*EXERCISE:* List every line in this data where the string "cumReturn" occurs.

(Records about charts and figures)
-- Start --
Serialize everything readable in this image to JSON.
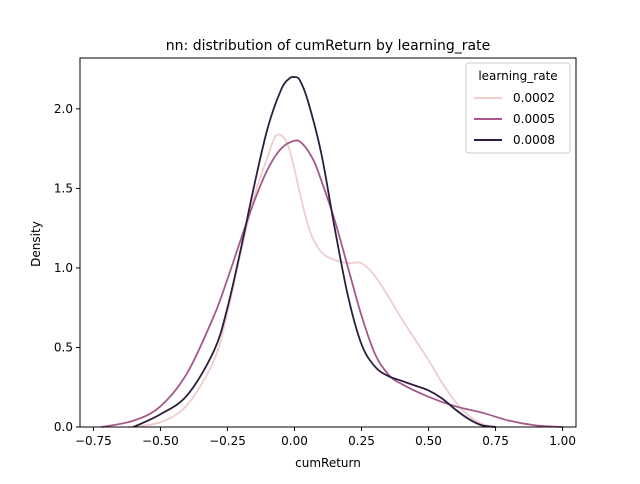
{
  "chart_data": {
    "type": "line",
    "title": "nn: distribution of cumReturn by learning_rate",
    "xlabel": "cumReturn",
    "ylabel": "Density",
    "xlim": [
      -0.8,
      1.05
    ],
    "ylim": [
      0.0,
      2.32
    ],
    "x_ticks": [
      -0.75,
      -0.5,
      -0.25,
      0.0,
      0.25,
      0.5,
      0.75,
      1.0
    ],
    "x_tick_labels": [
      "−0.75",
      "−0.50",
      "−0.25",
      "0.00",
      "0.25",
      "0.50",
      "0.75",
      "1.00"
    ],
    "y_ticks": [
      0.0,
      0.5,
      1.0,
      1.5,
      2.0
    ],
    "y_tick_labels": [
      "0.0",
      "0.5",
      "1.0",
      "1.5",
      "2.0"
    ],
    "grid": false,
    "legend": {
      "title": "learning_rate",
      "position": "top-right"
    },
    "series": [
      {
        "name": "0.0002",
        "color": "#eecdcd",
        "points": [
          [
            -0.62,
            0.0
          ],
          [
            -0.5,
            0.03
          ],
          [
            -0.4,
            0.14
          ],
          [
            -0.3,
            0.42
          ],
          [
            -0.25,
            0.72
          ],
          [
            -0.2,
            1.1
          ],
          [
            -0.15,
            1.45
          ],
          [
            -0.1,
            1.7
          ],
          [
            -0.07,
            1.83
          ],
          [
            -0.04,
            1.82
          ],
          [
            -0.02,
            1.75
          ],
          [
            0.0,
            1.62
          ],
          [
            0.03,
            1.4
          ],
          [
            0.06,
            1.22
          ],
          [
            0.1,
            1.1
          ],
          [
            0.15,
            1.05
          ],
          [
            0.2,
            1.03
          ],
          [
            0.25,
            1.03
          ],
          [
            0.3,
            0.95
          ],
          [
            0.35,
            0.82
          ],
          [
            0.4,
            0.68
          ],
          [
            0.45,
            0.55
          ],
          [
            0.5,
            0.42
          ],
          [
            0.55,
            0.28
          ],
          [
            0.6,
            0.16
          ],
          [
            0.65,
            0.07
          ],
          [
            0.7,
            0.02
          ],
          [
            0.75,
            0.0
          ]
        ]
      },
      {
        "name": "0.0005",
        "color": "#a5598a",
        "points": [
          [
            -0.72,
            0.0
          ],
          [
            -0.6,
            0.04
          ],
          [
            -0.5,
            0.13
          ],
          [
            -0.4,
            0.34
          ],
          [
            -0.3,
            0.7
          ],
          [
            -0.25,
            0.93
          ],
          [
            -0.2,
            1.18
          ],
          [
            -0.15,
            1.42
          ],
          [
            -0.1,
            1.62
          ],
          [
            -0.05,
            1.75
          ],
          [
            0.0,
            1.8
          ],
          [
            0.03,
            1.78
          ],
          [
            0.07,
            1.68
          ],
          [
            0.1,
            1.55
          ],
          [
            0.15,
            1.3
          ],
          [
            0.2,
            1.0
          ],
          [
            0.25,
            0.7
          ],
          [
            0.3,
            0.46
          ],
          [
            0.35,
            0.33
          ],
          [
            0.4,
            0.27
          ],
          [
            0.5,
            0.19
          ],
          [
            0.6,
            0.13
          ],
          [
            0.7,
            0.09
          ],
          [
            0.8,
            0.04
          ],
          [
            0.9,
            0.01
          ],
          [
            1.0,
            0.0
          ]
        ]
      },
      {
        "name": "0.0008",
        "color": "#2d1e3e",
        "points": [
          [
            -0.6,
            0.0
          ],
          [
            -0.5,
            0.08
          ],
          [
            -0.4,
            0.2
          ],
          [
            -0.3,
            0.48
          ],
          [
            -0.25,
            0.75
          ],
          [
            -0.2,
            1.12
          ],
          [
            -0.15,
            1.52
          ],
          [
            -0.1,
            1.88
          ],
          [
            -0.05,
            2.12
          ],
          [
            -0.02,
            2.19
          ],
          [
            0.0,
            2.2
          ],
          [
            0.02,
            2.18
          ],
          [
            0.05,
            2.05
          ],
          [
            0.1,
            1.72
          ],
          [
            0.15,
            1.25
          ],
          [
            0.2,
            0.82
          ],
          [
            0.25,
            0.52
          ],
          [
            0.3,
            0.38
          ],
          [
            0.35,
            0.32
          ],
          [
            0.4,
            0.29
          ],
          [
            0.45,
            0.26
          ],
          [
            0.5,
            0.23
          ],
          [
            0.55,
            0.18
          ],
          [
            0.6,
            0.11
          ],
          [
            0.65,
            0.05
          ],
          [
            0.7,
            0.01
          ],
          [
            0.75,
            0.0
          ]
        ]
      }
    ]
  }
}
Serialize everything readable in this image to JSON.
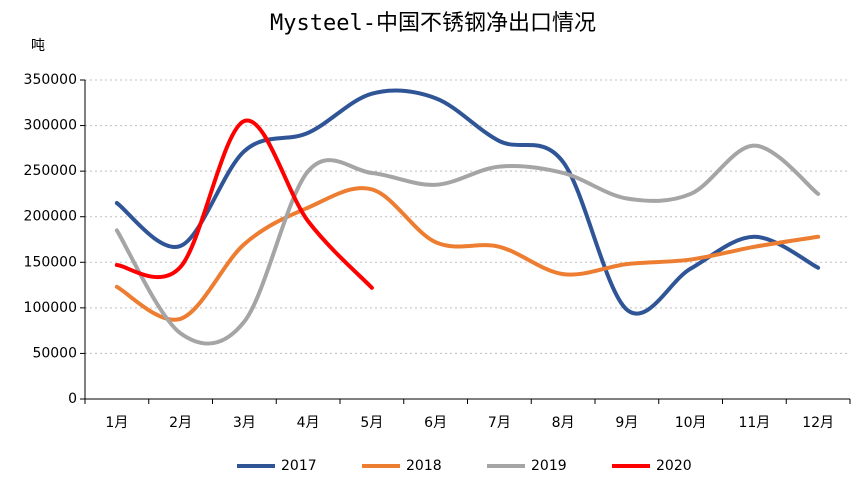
-- End --
*WRITTEN REPLY:*
    "title": "nn: distribution of cumReturn by learning_rate",
    "xlabel": "cumReturn",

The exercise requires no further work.